[Items listed in a dataset]
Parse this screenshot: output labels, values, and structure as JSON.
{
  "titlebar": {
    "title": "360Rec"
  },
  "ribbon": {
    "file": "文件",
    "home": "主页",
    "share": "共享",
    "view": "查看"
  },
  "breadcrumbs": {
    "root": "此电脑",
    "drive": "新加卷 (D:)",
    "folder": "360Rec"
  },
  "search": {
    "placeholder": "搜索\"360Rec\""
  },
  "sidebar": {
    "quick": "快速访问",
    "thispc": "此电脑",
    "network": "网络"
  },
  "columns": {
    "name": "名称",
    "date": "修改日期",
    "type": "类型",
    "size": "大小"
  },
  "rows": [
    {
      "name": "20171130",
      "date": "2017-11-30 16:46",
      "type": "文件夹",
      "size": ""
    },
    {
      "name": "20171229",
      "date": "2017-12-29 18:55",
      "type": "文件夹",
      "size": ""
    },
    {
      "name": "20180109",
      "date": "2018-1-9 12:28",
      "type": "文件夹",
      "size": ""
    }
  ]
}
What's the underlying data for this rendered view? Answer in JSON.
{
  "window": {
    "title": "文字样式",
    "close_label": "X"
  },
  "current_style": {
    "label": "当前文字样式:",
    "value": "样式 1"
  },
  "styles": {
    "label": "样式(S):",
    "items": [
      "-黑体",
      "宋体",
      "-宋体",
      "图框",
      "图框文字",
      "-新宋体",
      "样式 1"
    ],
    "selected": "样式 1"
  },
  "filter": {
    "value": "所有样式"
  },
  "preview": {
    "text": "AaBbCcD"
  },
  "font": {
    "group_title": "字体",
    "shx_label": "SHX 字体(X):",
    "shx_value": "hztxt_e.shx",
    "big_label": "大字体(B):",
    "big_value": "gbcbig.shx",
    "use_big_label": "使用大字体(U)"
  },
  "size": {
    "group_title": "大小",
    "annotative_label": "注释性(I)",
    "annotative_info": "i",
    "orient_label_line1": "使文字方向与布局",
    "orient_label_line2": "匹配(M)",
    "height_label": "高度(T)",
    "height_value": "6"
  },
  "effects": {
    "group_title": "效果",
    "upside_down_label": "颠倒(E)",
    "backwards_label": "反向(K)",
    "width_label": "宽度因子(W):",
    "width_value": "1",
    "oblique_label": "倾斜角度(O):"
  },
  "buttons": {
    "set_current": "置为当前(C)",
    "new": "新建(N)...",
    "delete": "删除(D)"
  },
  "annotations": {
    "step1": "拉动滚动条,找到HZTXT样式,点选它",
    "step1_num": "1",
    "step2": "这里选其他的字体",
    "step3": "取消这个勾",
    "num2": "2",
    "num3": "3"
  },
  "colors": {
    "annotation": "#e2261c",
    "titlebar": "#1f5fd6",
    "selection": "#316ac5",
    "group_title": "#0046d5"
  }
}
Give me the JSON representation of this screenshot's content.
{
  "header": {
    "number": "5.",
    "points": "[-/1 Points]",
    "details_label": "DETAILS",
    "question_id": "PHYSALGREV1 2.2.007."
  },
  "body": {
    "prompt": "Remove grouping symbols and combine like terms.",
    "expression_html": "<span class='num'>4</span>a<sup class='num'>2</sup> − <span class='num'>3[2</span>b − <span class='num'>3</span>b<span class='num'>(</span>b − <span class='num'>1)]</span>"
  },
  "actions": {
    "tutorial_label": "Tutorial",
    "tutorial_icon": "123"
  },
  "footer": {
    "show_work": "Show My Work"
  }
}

---

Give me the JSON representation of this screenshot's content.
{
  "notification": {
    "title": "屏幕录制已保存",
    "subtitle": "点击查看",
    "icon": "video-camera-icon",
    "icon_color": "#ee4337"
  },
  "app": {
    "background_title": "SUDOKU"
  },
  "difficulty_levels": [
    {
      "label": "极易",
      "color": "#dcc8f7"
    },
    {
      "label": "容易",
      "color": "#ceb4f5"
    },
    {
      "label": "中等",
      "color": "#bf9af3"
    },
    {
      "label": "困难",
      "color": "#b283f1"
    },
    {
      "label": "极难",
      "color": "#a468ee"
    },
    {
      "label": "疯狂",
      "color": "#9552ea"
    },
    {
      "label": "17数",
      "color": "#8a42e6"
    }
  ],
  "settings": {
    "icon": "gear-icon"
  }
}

▶ TASK PROMPT:
Copy out each line of the records where the string "JSON" appears.

▶ FULL SOLUTION:
Parse this screenshot: output labels, values, and structure as JSON.
What's the underlying data for this rendered view? Answer in JSON.
Give me the JSON representation of this screenshot's content.
Give me the JSON representation of this screenshot's content.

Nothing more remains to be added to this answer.